* _What is expected_: Write out the records beneath this line exactly as they appear, minus any images.

* _Excerpted records_:
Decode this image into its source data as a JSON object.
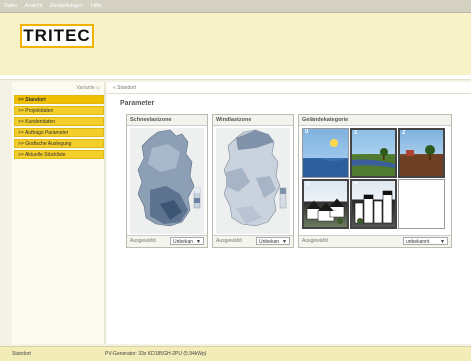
{
  "menu": [
    "Datei",
    "Ansicht",
    "Einstellungen",
    "Hilfe"
  ],
  "logo": "TRITEC",
  "sidebar": {
    "variant_label": "Variante ◇",
    "items": [
      {
        "label": ">> Standort",
        "active": true
      },
      {
        "label": ">> Projektdaten",
        "active": false
      },
      {
        "label": ">> Kundendaten",
        "active": false
      },
      {
        "label": ">> Auftrags Parameter",
        "active": false
      },
      {
        "label": ">> Grafische Auslegung",
        "active": false
      },
      {
        "label": ">> Aktuelle Stückliste",
        "active": false
      }
    ]
  },
  "breadcrumb": "« Standort",
  "page_title": "Parameter",
  "panels": {
    "snow": {
      "title": "Schneelastzone",
      "footer_label": "Ausgewählt",
      "select_value": "Unbekan"
    },
    "wind": {
      "title": "Windlastzone",
      "footer_label": "Ausgewählt",
      "select_value": "Unbekan"
    },
    "terrain": {
      "title": "Geländekategorie",
      "footer_label": "Ausgewählt",
      "select_value": "unbekannt",
      "tiles": [
        "0",
        "1",
        "2",
        "3",
        "4",
        ""
      ]
    }
  },
  "status": {
    "left": "Standort",
    "center": "PV-Generator: 33x KD185GH-2PU (5.94kWp)"
  },
  "colors": {
    "accent": "#f0c000",
    "header_bg": "#f7f2c8",
    "logo_border": "#f0b400"
  }
}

* _Solution for this problem_:
Decode this image into its source data as a JSON object.
{
  "menu": [
    "Datei",
    "Ansicht",
    "Einstellungen",
    "Hilfe"
  ],
  "logo": "TRITEC",
  "sidebar": {
    "variant_label": "Variante ◇",
    "items": [
      {
        "label": ">> Standort",
        "active": true
      },
      {
        "label": ">> Projektdaten",
        "active": false
      },
      {
        "label": ">> Kundendaten",
        "active": false
      },
      {
        "label": ">> Auftrags Parameter",
        "active": false
      },
      {
        "label": ">> Grafische Auslegung",
        "active": false
      },
      {
        "label": ">> Aktuelle Stückliste",
        "active": false
      }
    ]
  },
  "breadcrumb": "« Standort",
  "page_title": "Parameter",
  "panels": {
    "snow": {
      "title": "Schneelastzone",
      "footer_label": "Ausgewählt",
      "select_value": "Unbekan"
    },
    "wind": {
      "title": "Windlastzone",
      "footer_label": "Ausgewählt",
      "select_value": "Unbekan"
    },
    "terrain": {
      "title": "Geländekategorie",
      "footer_label": "Ausgewählt",
      "select_value": "unbekannt",
      "tiles": [
        "0",
        "1",
        "2",
        "3",
        "4",
        ""
      ]
    }
  },
  "status": {
    "left": "Standort",
    "center": "PV-Generator: 33x KD185GH-2PU (5.94kWp)"
  },
  "colors": {
    "accent": "#f0c000",
    "header_bg": "#f7f2c8",
    "logo_border": "#f0b400"
  }
}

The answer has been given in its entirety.